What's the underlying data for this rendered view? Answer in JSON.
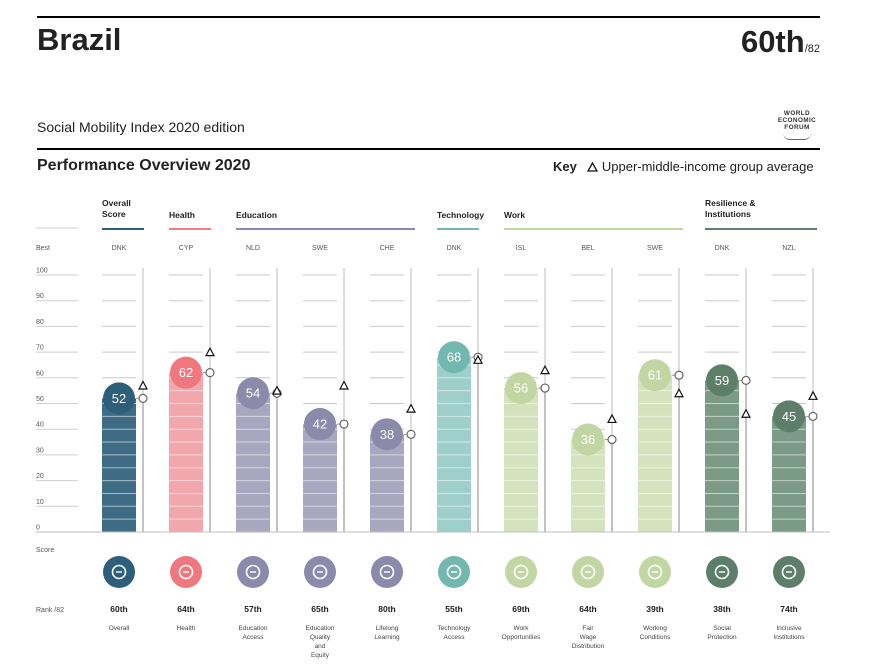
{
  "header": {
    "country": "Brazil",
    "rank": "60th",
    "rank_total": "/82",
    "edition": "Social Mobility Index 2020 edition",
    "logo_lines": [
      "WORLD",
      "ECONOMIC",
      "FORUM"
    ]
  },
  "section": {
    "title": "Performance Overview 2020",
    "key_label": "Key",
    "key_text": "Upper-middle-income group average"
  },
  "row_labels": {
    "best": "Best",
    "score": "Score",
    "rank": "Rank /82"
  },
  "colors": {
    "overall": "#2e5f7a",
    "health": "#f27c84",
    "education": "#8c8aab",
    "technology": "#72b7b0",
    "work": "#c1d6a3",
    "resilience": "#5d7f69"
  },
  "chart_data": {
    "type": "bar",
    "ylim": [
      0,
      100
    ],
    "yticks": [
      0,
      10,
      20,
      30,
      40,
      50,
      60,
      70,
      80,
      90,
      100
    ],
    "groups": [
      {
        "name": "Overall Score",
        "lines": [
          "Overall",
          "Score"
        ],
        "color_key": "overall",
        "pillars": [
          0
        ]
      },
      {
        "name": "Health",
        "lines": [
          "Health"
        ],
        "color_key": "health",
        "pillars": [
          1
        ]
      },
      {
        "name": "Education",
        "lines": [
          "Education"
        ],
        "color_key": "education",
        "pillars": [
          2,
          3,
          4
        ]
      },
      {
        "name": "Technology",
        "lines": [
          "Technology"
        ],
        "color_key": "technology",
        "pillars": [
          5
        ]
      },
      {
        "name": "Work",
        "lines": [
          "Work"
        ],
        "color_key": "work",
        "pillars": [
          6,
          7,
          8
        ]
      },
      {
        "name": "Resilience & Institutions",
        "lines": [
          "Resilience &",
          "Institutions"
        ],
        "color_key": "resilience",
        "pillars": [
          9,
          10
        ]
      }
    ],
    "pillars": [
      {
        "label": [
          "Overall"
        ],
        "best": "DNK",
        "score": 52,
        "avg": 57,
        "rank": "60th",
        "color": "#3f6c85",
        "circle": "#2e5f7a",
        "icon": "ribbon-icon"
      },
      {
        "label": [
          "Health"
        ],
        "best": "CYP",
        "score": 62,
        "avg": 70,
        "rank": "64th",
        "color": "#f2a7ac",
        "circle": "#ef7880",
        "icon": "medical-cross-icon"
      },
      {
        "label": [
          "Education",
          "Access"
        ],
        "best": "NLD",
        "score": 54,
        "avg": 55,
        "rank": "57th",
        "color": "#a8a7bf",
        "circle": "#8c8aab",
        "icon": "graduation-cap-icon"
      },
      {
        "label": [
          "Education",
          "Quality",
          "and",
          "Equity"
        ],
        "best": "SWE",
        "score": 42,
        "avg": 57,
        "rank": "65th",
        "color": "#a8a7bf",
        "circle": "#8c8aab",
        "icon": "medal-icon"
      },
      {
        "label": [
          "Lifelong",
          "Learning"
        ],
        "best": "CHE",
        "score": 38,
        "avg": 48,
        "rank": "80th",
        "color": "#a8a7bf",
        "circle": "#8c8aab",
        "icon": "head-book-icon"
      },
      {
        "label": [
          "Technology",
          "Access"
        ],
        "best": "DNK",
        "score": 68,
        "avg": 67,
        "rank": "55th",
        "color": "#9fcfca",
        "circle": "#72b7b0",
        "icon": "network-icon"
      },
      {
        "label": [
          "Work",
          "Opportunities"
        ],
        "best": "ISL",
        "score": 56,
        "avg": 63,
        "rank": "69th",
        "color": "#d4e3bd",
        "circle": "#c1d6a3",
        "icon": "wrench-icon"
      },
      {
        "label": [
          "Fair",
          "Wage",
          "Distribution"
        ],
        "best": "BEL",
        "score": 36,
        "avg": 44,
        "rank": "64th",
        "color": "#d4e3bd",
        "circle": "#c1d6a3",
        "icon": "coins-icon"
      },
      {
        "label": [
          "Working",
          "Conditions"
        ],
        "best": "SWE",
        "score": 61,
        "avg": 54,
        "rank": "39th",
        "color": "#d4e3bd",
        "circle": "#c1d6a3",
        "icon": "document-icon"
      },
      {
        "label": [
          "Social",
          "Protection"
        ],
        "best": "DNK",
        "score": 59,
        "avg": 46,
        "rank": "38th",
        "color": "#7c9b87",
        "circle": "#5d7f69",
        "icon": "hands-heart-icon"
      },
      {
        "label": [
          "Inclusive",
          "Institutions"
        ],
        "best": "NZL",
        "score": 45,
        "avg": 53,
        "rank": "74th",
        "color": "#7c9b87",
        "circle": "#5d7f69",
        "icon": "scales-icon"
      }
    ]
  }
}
════════════════
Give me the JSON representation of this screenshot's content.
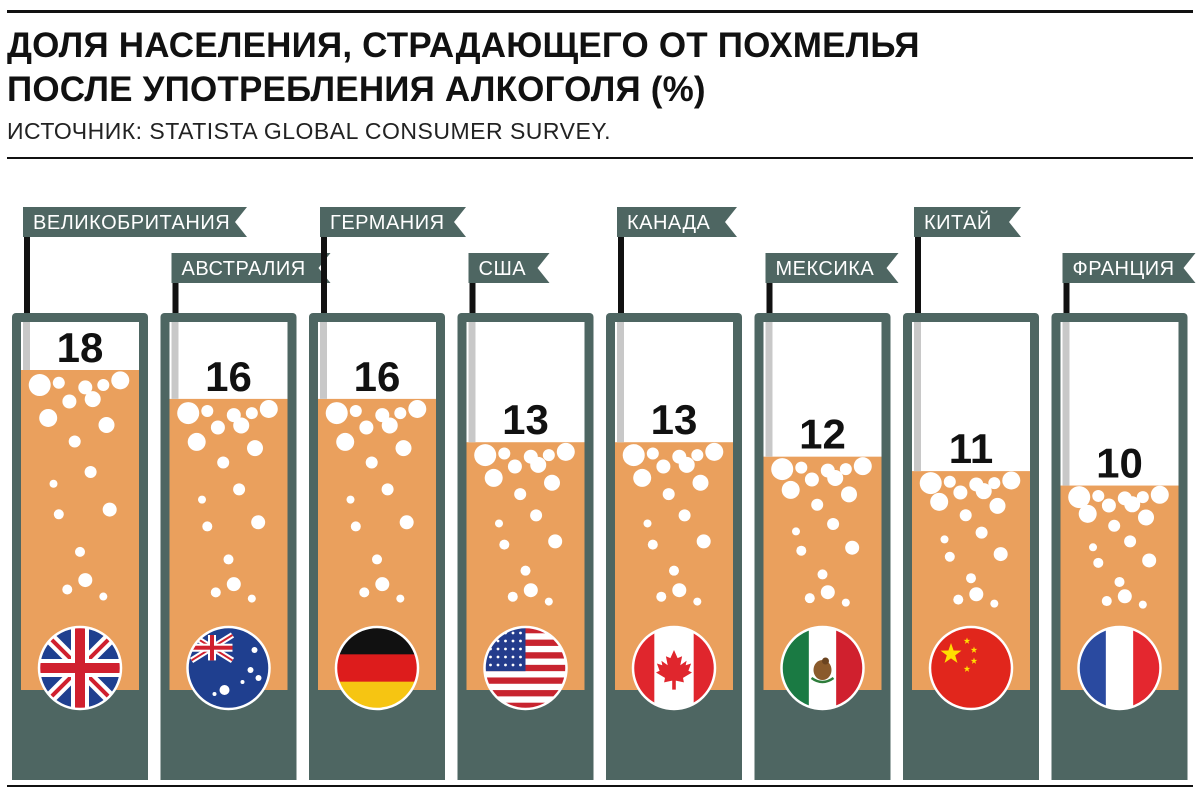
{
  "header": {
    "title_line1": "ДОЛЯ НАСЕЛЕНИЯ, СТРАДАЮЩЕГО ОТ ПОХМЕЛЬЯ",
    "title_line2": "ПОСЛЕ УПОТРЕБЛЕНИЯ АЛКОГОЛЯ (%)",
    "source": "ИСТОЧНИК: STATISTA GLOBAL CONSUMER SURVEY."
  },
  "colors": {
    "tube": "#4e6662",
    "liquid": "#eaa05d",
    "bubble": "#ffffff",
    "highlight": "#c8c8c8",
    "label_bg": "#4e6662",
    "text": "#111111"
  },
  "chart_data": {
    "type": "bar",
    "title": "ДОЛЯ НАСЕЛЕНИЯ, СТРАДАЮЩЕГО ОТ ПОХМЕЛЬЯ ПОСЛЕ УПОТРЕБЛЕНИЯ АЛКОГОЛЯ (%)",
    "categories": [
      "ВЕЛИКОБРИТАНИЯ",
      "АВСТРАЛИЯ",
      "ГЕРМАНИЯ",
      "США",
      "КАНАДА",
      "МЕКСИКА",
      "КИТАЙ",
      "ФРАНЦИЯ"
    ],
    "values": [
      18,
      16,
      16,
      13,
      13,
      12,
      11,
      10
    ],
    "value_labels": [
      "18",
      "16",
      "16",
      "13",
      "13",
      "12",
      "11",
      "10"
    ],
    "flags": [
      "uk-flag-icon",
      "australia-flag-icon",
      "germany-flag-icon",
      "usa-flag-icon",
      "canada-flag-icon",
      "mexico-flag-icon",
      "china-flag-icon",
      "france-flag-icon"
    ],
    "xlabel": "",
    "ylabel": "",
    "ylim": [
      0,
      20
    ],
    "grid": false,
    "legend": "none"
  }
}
════════════════
_PROBLEM DETAILS_
Using the records above, copy every line that has the word "name" in it.

_FULL ANSWER_
        "name": "Overall Score",
        "name": "Health",
        "name": "Education",
        "name": "Technology",
        "name": "Work",
        "name": "Resilience & Institutions",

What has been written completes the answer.